#### What you are asked to do:
Set out each line from the following listing that includes the word "name".

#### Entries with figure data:

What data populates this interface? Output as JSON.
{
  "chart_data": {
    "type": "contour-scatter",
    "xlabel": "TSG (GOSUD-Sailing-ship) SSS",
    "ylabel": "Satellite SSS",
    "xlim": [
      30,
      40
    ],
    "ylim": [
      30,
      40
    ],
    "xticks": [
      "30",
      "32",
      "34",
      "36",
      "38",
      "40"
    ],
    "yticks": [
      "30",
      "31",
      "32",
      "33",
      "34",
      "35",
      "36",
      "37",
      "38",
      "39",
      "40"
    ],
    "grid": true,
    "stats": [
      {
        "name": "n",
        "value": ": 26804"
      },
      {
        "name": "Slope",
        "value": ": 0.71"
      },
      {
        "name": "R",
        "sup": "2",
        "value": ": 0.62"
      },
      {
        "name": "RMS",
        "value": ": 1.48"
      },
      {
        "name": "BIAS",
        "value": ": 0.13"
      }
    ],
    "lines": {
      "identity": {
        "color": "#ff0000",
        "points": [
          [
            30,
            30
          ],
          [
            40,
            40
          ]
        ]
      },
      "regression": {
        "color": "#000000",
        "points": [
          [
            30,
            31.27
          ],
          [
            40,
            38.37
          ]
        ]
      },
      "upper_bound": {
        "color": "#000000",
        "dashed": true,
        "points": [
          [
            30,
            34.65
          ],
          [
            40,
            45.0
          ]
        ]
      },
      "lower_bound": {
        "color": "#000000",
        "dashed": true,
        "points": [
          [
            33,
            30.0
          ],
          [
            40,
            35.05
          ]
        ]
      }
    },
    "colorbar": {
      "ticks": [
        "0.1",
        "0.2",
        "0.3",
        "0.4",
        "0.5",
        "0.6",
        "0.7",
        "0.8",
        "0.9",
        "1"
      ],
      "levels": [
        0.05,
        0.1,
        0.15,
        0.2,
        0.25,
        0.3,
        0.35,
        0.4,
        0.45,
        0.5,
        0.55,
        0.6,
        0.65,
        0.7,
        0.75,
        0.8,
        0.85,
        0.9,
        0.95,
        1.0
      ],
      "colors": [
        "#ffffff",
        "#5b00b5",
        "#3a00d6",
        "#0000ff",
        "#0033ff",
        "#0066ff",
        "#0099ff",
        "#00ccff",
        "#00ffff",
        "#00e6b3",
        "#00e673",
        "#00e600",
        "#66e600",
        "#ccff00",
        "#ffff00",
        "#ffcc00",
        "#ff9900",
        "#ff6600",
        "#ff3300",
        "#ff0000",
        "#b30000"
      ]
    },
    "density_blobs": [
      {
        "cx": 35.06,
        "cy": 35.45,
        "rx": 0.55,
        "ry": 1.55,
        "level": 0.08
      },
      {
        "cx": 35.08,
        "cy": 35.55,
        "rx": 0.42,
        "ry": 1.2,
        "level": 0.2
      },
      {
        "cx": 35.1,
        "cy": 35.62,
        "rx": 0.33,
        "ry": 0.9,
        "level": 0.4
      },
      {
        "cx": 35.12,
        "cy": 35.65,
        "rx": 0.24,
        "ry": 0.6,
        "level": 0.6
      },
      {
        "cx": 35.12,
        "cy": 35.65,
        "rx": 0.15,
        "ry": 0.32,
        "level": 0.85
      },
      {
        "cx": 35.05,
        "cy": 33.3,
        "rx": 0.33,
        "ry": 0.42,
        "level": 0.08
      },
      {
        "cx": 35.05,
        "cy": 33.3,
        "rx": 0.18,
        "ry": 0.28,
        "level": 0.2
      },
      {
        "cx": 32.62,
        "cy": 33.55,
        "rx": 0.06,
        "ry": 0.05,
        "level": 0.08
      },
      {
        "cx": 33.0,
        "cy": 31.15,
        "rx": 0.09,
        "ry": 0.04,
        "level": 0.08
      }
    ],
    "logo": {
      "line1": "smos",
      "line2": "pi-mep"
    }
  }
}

#### Full solution:
        "name": "n",
        "name": "Slope",
        "name": "R",
        "name": "RMS",
        "name": "BIAS",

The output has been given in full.